Barnsley Biodiversity Action Plan. Post-15 BAP. Updated to 2023




The fruit trees in Traditional Orchards are generally planted further apart and can grow to a good size with a more open, spreading form, unlike the short-lived or dwarf varieties found in commercial orchards.

The spacing of the trees and range of tree ages in a well established orchard, provide varied light conditions, shelter and food. Many species rely on the unique structure and microclimates provided there.

Fruit trees age more quickly than most British hardwoods and provide deadwood habitats. Crevices and hollows may provide nesting sites for birds such as Spotted Flycatchers and roosts for many species of bat. These veteran tree features support a range of saproxylic (deadwood- dependent) insects and the nutrient-rich bark of many fruit trees, combined with the variation in light and shade, supports epiphytic mosses and lichens.

There are usually many varieties of fruit trees in a given block leading to an extended period of flowering and fruiting, which benefits insects in pollination, birds like thrushes which feed on the fruit, and mammals such as hedgehogs as well as a variety of invertebrates.

The ground vegetation is most commonly some kind of neutral grassland, often either unimproved or only semi- improved, and may be species-rich. The soil in orchards is left undisturbed with its structure largely intact, creating the conditions for certain plants, including native orchids. A variety of grassland sward lengths provide more opportunities for invertebrates to find food and shelter.

• What you will do:
**1)** Reproduce the orchard passage, beginning at the words "The fruit trees" and stopping after the words "microclimates provided there.".
**2)** In the orchard passage, which bird is named as a species that may nest in the crevices and hollows of fruit trees?

• Given data:
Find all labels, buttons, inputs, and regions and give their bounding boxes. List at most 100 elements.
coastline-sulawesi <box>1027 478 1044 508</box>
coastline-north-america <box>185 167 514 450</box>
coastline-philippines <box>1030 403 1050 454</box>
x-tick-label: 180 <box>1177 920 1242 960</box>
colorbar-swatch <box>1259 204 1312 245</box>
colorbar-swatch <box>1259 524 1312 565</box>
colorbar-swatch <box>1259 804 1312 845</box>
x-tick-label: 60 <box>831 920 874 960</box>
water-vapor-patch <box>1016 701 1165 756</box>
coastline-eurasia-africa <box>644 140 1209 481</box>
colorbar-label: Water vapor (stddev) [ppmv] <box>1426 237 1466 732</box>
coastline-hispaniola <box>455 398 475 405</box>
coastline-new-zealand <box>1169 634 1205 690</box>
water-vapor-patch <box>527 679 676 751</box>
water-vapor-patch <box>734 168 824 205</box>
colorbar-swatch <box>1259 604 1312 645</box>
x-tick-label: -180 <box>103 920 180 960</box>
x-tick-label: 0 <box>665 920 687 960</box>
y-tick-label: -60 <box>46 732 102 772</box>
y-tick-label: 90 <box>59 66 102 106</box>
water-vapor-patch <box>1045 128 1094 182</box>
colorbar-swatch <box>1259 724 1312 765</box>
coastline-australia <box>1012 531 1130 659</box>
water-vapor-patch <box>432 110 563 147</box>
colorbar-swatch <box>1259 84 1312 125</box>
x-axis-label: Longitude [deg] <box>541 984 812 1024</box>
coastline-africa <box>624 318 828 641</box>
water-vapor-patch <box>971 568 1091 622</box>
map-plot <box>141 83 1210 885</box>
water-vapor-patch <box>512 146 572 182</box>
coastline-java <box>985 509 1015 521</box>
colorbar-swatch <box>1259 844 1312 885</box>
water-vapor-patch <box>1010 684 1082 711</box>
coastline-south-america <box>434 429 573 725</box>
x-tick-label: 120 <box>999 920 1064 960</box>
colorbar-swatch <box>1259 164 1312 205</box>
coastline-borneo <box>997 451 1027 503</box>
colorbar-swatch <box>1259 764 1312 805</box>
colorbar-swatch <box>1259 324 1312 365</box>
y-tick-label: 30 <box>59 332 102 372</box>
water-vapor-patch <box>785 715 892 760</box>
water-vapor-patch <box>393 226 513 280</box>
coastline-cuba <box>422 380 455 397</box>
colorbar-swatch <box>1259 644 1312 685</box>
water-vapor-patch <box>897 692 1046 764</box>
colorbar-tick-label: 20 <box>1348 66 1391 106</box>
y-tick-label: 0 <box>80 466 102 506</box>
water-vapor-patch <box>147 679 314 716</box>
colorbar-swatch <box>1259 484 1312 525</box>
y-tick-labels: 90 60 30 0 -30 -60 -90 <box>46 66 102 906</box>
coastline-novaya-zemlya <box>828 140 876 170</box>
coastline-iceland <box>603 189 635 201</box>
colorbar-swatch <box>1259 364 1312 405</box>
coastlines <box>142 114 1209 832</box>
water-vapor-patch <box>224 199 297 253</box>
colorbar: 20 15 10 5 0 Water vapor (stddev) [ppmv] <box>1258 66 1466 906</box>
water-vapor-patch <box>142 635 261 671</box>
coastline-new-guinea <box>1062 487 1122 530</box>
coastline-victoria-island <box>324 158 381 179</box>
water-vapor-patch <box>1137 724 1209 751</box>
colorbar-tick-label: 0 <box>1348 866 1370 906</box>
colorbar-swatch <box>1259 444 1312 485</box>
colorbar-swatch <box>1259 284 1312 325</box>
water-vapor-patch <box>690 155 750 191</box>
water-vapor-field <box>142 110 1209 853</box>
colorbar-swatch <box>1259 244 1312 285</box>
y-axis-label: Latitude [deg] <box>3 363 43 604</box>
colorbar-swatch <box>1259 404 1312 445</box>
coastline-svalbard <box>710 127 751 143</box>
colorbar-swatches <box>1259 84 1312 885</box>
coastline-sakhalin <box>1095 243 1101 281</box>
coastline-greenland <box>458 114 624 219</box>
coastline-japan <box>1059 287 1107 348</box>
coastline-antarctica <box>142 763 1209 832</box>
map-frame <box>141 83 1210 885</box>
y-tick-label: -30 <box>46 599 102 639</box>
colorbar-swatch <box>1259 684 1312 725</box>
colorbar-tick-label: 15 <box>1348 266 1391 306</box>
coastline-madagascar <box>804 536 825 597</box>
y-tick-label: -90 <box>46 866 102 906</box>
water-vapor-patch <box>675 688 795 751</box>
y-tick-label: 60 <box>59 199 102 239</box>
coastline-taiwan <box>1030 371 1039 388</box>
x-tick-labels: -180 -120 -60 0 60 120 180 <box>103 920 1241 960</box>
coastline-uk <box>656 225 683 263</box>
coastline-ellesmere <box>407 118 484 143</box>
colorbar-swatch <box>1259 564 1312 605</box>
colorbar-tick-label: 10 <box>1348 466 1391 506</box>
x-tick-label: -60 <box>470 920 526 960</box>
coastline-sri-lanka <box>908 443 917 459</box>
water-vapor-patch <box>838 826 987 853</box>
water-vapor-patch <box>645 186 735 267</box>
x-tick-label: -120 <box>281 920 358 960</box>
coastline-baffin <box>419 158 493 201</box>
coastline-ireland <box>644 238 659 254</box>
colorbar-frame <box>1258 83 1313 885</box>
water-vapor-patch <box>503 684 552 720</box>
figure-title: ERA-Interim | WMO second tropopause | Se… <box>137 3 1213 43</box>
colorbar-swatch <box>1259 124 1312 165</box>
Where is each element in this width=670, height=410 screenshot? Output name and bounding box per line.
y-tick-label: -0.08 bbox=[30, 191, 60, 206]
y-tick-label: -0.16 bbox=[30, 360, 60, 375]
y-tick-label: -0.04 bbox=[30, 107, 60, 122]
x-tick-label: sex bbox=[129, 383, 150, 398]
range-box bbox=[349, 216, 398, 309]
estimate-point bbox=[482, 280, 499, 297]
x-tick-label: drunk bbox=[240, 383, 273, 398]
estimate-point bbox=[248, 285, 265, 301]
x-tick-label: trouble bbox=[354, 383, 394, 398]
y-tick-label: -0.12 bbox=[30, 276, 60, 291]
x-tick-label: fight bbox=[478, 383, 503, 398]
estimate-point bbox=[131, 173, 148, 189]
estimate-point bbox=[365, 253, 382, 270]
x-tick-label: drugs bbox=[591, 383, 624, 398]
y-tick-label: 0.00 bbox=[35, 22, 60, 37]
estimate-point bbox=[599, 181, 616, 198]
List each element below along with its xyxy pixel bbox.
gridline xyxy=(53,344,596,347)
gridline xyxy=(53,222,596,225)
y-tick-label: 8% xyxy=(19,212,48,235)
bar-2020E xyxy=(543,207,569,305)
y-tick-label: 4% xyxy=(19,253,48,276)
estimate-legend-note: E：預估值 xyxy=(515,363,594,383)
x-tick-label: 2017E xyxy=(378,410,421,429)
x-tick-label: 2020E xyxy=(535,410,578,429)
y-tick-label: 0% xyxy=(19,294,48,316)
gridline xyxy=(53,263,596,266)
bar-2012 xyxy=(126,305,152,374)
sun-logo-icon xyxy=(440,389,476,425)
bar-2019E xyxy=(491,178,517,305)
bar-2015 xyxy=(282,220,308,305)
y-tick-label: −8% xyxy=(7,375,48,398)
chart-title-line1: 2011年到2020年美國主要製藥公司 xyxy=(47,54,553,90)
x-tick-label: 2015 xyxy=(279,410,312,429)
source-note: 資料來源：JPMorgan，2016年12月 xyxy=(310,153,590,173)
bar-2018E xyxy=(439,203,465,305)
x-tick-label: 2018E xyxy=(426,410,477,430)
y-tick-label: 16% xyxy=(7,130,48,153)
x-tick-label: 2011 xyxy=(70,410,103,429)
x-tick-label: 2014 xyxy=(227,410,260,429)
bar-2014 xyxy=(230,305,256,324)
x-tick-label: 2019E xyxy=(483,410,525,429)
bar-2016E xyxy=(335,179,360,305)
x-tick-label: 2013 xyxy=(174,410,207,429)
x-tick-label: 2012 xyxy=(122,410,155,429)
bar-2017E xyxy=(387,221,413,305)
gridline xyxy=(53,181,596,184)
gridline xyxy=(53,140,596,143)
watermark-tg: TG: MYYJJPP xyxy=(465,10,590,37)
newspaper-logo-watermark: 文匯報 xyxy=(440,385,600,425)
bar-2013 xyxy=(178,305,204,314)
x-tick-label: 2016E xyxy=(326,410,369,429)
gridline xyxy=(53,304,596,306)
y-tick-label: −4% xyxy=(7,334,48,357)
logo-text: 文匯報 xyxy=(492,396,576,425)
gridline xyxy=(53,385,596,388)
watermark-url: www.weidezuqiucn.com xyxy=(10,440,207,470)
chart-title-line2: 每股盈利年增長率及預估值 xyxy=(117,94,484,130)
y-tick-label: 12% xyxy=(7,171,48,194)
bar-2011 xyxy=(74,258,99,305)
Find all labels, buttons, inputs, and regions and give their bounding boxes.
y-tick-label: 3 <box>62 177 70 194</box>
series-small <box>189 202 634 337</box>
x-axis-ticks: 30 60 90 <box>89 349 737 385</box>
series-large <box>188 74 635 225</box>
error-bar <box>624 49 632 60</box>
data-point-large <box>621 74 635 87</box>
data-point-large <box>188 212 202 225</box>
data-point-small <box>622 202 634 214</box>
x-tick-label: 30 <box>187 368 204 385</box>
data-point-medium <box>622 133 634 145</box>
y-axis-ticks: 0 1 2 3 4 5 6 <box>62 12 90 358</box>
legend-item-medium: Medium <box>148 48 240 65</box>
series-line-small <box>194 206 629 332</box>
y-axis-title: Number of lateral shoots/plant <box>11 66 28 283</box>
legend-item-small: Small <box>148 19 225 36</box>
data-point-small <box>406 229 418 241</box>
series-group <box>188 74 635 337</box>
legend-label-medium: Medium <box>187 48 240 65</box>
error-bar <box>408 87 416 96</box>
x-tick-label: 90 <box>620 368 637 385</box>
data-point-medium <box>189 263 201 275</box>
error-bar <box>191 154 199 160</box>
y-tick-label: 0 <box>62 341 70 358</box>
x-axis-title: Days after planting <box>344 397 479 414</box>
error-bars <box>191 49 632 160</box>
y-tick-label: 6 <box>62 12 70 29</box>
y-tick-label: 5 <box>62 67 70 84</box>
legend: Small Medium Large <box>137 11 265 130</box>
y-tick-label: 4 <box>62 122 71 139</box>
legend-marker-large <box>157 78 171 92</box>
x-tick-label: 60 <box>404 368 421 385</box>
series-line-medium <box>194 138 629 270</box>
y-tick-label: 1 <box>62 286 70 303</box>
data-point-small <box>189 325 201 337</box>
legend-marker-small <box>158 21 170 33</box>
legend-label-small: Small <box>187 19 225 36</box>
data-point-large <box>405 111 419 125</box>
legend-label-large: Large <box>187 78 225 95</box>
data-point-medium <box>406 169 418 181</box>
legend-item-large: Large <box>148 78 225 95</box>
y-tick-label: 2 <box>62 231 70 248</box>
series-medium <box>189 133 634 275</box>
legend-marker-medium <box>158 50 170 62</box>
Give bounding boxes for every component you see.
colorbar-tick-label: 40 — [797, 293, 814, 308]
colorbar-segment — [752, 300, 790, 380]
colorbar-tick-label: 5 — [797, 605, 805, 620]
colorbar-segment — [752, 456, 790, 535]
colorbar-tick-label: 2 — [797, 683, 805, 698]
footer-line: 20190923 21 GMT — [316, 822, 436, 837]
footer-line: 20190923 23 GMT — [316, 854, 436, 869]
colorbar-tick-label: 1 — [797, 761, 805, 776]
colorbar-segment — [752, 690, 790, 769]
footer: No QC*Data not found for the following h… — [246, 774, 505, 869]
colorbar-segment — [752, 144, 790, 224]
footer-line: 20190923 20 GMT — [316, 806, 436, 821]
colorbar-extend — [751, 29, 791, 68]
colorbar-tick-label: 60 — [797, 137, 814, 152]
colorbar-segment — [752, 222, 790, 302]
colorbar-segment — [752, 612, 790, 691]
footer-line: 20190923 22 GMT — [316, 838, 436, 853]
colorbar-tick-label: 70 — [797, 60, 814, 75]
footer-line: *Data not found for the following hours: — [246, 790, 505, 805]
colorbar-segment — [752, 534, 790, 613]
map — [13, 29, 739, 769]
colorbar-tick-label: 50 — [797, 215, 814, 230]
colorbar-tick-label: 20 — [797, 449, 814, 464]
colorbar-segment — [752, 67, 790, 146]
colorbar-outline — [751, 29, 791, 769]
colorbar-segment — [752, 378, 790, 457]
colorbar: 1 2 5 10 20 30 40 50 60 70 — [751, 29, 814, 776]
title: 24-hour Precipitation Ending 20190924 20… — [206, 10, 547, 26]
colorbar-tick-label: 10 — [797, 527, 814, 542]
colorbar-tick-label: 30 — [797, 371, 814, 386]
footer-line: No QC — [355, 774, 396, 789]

• Results for each task:
**1)**
The fruit trees in Traditional Orchards are generally planted further apart and can grow to a good size with a more open, spreading form, unlike the short-lived or dwarf varieties found in commercial orchards.

The spacing of the trees and range of tree ages in a well established orchard, provide varied light conditions, shelter and food. Many species rely on the unique structure and microclimates provided there.

**2)** Spotted Flycatchers